Exercise inputs:
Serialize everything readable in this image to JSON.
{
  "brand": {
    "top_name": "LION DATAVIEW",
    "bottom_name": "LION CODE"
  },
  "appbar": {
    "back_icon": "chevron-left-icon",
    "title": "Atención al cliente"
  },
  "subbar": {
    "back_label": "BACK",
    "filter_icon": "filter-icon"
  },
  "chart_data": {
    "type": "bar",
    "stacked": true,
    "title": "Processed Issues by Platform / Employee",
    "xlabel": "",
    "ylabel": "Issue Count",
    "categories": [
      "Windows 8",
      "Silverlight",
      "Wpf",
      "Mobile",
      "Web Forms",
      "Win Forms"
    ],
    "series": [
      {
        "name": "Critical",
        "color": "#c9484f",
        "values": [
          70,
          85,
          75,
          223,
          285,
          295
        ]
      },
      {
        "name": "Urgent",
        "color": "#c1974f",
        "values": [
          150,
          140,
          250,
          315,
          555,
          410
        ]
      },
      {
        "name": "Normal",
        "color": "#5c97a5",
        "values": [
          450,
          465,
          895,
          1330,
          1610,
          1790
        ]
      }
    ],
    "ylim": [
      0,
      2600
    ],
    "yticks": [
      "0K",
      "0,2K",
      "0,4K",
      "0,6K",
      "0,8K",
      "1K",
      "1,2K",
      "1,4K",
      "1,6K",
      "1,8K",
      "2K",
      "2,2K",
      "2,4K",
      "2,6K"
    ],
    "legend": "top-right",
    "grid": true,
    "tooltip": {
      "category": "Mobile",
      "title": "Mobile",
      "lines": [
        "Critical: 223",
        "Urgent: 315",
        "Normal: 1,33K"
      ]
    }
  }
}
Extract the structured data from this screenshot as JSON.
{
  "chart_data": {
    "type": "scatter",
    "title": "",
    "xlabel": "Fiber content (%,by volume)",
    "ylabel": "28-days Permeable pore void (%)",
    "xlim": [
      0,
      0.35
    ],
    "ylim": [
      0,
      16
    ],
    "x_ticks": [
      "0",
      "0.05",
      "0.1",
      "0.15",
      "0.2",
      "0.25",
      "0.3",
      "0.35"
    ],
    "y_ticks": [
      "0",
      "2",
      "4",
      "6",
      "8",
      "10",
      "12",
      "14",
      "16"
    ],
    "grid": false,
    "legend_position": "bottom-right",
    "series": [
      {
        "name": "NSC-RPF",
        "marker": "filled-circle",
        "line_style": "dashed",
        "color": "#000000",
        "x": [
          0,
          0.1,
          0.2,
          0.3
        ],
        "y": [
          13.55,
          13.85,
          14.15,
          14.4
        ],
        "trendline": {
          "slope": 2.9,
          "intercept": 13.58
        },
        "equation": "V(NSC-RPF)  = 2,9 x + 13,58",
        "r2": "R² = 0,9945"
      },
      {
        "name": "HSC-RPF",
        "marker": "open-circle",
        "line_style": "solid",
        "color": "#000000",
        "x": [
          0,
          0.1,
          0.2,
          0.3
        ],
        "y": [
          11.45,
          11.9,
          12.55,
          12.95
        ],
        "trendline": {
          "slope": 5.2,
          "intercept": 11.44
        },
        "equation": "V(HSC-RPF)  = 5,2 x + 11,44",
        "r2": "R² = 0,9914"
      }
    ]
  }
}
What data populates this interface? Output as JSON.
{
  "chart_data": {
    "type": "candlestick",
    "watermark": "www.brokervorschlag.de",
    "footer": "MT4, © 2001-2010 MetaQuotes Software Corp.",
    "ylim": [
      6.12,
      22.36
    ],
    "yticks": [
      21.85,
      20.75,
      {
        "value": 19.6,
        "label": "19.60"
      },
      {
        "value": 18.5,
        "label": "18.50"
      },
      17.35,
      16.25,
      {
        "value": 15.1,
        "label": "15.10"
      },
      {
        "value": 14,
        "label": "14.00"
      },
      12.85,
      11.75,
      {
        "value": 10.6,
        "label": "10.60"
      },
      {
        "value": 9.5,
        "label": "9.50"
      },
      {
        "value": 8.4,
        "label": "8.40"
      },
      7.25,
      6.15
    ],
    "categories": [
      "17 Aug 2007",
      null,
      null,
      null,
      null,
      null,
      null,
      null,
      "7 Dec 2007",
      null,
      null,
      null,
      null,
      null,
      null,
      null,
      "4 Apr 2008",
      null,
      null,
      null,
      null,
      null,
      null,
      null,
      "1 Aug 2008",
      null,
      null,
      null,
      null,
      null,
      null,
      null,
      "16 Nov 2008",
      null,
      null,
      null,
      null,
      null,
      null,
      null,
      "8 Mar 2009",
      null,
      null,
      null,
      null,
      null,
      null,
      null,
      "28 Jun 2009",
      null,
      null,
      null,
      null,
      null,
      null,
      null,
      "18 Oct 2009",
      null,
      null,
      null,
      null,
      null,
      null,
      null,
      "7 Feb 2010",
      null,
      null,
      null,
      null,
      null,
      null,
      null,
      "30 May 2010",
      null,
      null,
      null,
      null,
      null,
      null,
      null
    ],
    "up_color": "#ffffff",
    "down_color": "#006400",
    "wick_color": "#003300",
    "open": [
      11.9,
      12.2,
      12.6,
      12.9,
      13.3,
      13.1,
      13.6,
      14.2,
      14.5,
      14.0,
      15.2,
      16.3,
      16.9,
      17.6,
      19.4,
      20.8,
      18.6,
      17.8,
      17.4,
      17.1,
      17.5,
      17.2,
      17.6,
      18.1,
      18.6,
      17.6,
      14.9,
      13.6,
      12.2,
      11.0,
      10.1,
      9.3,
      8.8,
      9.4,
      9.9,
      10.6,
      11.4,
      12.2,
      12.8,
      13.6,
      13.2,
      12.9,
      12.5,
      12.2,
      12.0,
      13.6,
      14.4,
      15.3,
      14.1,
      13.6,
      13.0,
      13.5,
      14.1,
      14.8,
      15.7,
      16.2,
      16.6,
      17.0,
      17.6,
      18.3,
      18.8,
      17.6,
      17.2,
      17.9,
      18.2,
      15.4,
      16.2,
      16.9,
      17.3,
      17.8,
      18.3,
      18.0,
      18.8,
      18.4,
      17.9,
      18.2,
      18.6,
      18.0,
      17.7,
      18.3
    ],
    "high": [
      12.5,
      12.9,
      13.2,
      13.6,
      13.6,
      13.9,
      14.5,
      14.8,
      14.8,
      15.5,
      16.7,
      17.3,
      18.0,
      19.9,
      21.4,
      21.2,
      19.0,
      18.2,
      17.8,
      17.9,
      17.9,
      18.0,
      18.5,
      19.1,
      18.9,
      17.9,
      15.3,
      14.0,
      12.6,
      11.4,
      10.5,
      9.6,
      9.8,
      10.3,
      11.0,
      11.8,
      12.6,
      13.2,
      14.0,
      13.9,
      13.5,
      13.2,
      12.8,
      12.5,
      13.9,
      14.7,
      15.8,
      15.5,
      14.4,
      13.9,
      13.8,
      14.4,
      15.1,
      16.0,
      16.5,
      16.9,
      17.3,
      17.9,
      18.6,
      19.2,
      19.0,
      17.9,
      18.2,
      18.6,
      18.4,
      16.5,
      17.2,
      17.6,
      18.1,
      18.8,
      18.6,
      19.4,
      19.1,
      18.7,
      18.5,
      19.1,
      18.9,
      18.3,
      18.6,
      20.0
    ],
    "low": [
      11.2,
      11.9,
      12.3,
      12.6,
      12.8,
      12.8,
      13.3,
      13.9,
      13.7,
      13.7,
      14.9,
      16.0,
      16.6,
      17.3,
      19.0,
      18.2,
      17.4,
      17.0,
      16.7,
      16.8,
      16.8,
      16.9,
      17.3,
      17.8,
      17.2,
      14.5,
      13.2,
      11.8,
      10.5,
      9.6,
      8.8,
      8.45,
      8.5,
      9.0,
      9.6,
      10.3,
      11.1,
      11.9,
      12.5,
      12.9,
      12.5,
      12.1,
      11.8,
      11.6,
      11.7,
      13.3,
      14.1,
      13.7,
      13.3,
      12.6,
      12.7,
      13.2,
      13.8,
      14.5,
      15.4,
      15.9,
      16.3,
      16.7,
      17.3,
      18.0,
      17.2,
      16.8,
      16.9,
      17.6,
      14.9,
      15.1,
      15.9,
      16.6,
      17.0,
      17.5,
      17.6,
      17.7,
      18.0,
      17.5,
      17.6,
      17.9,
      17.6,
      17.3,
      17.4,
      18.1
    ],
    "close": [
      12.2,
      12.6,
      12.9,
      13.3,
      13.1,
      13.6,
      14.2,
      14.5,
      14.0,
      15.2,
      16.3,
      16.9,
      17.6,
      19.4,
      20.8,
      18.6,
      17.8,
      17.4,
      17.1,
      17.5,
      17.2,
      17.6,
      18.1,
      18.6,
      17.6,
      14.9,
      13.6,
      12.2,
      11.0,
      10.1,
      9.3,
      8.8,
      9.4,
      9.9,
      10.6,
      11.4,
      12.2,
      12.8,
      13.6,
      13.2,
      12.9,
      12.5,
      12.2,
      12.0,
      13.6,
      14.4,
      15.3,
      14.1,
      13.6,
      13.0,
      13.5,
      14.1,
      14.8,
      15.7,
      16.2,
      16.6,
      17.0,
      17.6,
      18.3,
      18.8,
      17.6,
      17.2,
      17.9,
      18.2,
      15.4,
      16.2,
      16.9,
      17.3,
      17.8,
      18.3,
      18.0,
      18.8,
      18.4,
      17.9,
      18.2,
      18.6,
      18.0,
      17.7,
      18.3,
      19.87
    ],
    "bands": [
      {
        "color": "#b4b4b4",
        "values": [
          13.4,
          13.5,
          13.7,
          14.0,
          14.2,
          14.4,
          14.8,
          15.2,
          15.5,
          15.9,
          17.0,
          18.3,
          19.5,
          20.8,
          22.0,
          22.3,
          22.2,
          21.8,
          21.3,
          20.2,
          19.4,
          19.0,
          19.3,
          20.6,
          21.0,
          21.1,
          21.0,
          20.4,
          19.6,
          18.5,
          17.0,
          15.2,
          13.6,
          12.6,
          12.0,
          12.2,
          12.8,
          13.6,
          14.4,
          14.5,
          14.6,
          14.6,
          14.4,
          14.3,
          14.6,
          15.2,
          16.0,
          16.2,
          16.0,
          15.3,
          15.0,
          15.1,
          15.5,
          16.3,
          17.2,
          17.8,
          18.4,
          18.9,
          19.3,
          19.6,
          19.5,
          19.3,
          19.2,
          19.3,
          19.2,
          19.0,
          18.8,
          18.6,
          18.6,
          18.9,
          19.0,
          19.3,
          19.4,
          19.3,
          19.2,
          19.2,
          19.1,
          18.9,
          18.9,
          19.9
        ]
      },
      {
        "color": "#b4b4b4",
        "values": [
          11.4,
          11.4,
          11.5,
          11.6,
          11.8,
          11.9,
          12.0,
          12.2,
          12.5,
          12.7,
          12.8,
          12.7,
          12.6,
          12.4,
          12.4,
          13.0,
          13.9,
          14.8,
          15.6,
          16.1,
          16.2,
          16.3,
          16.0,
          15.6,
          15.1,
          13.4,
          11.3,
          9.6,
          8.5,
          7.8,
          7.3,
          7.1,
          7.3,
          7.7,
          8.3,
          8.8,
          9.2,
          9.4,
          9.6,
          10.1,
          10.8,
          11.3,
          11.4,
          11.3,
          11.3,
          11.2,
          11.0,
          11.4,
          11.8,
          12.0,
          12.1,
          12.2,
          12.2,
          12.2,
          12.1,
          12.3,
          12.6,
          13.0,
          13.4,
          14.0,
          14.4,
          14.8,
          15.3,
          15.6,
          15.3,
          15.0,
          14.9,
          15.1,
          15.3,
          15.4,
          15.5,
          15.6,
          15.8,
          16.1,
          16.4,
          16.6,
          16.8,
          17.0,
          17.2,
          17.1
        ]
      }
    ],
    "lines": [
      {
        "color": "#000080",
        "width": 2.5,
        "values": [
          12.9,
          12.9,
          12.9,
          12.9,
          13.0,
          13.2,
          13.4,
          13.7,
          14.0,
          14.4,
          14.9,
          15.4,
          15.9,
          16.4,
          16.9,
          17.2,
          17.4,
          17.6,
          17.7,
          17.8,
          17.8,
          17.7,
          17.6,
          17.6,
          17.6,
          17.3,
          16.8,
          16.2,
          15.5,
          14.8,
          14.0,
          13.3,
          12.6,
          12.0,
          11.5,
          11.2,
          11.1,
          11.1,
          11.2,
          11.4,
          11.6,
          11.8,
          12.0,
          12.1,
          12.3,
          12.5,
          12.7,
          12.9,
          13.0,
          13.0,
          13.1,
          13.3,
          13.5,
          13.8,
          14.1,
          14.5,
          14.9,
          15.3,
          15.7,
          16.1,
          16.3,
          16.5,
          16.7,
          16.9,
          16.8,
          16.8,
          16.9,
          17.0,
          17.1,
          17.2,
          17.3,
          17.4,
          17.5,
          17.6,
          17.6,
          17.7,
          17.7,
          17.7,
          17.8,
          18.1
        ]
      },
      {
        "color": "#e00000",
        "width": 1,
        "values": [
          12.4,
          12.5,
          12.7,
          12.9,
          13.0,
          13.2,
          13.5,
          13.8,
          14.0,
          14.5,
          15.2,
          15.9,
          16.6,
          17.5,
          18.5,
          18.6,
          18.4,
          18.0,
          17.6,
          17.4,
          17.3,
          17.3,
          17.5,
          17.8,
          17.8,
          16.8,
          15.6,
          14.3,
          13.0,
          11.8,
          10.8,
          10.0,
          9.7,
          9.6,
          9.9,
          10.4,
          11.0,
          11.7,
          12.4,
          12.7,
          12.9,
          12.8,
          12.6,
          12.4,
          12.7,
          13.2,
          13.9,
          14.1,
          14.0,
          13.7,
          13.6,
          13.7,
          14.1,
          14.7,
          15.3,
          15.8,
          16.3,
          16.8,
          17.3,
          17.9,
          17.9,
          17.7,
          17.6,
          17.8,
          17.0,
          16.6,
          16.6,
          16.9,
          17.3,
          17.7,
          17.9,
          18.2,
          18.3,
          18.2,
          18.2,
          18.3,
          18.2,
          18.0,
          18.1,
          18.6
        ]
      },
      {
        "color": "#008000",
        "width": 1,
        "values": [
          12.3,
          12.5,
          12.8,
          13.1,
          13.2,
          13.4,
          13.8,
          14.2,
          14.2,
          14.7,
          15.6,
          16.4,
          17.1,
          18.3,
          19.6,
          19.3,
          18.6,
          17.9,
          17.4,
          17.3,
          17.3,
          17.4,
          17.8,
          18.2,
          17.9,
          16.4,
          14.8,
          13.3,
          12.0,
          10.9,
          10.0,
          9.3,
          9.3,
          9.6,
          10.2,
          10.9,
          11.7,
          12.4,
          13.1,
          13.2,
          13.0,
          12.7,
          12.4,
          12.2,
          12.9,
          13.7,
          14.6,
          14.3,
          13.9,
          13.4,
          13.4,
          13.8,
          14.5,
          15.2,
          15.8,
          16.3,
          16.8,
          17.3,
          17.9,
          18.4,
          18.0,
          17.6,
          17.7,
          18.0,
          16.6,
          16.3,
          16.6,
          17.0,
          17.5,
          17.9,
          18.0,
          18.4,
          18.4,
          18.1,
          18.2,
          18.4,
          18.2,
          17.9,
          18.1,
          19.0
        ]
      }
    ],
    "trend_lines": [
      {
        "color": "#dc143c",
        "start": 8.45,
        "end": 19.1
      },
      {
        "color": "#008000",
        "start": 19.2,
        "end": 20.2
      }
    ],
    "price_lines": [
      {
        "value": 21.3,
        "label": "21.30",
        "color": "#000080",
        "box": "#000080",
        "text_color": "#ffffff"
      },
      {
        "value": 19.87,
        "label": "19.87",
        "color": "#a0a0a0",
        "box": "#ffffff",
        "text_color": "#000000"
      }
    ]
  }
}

Task prompt: Using the records above, find and show each line with the string "JSON".

Problem solution:
Serialize everything readable in this image to JSON.
Extract the structured data from this screenshot as JSON.
What data populates this interface? Output as JSON.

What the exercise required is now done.